WRITTEN TASK: Select every line below containing the word "icon".
+ + + +
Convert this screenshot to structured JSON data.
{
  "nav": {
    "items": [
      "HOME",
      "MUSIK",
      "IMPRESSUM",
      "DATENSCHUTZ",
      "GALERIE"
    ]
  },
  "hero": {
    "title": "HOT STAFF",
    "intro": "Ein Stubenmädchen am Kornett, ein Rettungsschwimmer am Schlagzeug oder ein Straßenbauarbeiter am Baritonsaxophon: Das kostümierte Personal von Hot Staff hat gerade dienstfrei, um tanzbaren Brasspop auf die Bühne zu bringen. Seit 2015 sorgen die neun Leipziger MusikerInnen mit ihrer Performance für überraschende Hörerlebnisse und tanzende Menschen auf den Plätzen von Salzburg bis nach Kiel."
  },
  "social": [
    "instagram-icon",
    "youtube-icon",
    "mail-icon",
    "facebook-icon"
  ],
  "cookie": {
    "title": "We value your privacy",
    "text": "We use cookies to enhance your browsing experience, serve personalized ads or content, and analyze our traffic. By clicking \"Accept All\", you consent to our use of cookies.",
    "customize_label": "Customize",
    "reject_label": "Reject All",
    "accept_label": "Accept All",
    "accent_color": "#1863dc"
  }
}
+ + + +
EXERCISE RESULT:
    "instagram-icon",
    "youtube-icon",
    "mail-icon",
    "facebook-icon"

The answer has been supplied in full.